══ Records shown ══

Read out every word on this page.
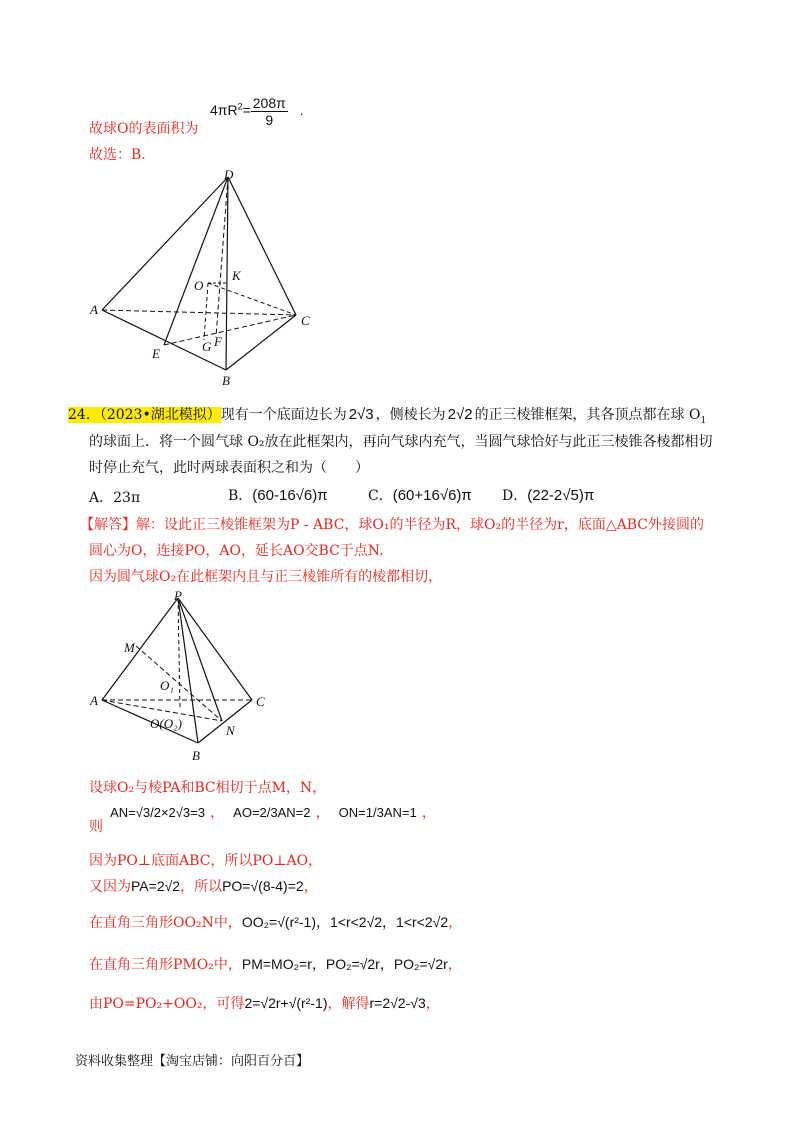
故球O的表面积为
$4\pi R^2= \frac{208\pi}{9}$ .
故选：B.
D
O
K
A
C
E	G F
B
24．（2023•湖北模拟）现有一个底面边长为 2√3 ，侧棱长为 2√2 的正三棱锥框架，其各顶点都在球 $O_1$
的球面上．将一个圆气球 O₂放在此框架内，再向气球内充气，当圆气球恰好与此正三棱锥各棱都相切
时停止充气，此时两球表面积之和为（　　）
A．23π	B．(60-16√6)π	C．(60+16√6)π D．(22-2√5)π
【解答】解：设此正三棱锥框架为P - ABC，球O₁的半径为R，球O₂的半径为r，底面△ABC外接圆的
圆心为O，连接PO，AO，延长AO交BC于点N.
因为圆气球O₂在此框架内且与正三棱锥所有的棱都相切，
P
M
O₁
A	C
O(O₂)	N
B
设球O₂与棱PA和BC相切于点M，N，
则 AN=√3/2×2√3=3 ， AO=2/3AN=2 ， ON=1/3AN=1 ，
因为PO⊥底面ABC，所以PO⊥AO，
又因为PA=2√2，所以PO=√(8-4)=2，
在直角三角形OO₂N中，OO₂=√(r²-1)，1<r<2√2，1<r<2√2，
在直角三角形PMO₂中，PM=MO₂=r，PO₂=√2r，PO₂=√2r，
由PO=PO₂+OO₂，可得2=√2r+√(r²-1)，解得r=2√2-√3，
资料收集整理【淘宝店铺：向阳百分百】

═══

## Task objective
Copy out the listing exactly as it stands, but not the pictures.

## Expected answer
Read out every word on this page.
故球O的表面积为
$4\pi R^2= \frac{208\pi}{9}$ .
故选：B.
D
O
K
A
C
E	G F
B
24．（2023•湖北模拟）现有一个底面边长为 2√3 ，侧棱长为 2√2 的正三棱锥框架，其各顶点都在球 $O_1$
的球面上．将一个圆气球 O₂放在此框架内，再向气球内充气，当圆气球恰好与此正三棱锥各棱都相切
时停止充气，此时两球表面积之和为（　　）
A．23π	B．(60-16√6)π	C．(60+16√6)π D．(22-2√5)π
【解答】解：设此正三棱锥框架为P - ABC，球O₁的半径为R，球O₂的半径为r，底面△ABC外接圆的
圆心为O，连接PO，AO，延长AO交BC于点N.
因为圆气球O₂在此框架内且与正三棱锥所有的棱都相切，
P
M
O₁
A	C
O(O₂)	N
B
设球O₂与棱PA和BC相切于点M，N，
则 AN=√3/2×2√3=3 ， AO=2/3AN=2 ， ON=1/3AN=1 ，
因为PO⊥底面ABC，所以PO⊥AO，
又因为PA=2√2，所以PO=√(8-4)=2，
在直角三角形OO₂N中，OO₂=√(r²-1)，1<r<2√2，1<r<2√2，
在直角三角形PMO₂中，PM=MO₂=r，PO₂=√2r，PO₂=√2r，
由PO=PO₂+OO₂，可得2=√2r+√(r²-1)，解得r=2√2-√3，
资料收集整理【淘宝店铺：向阳百分百】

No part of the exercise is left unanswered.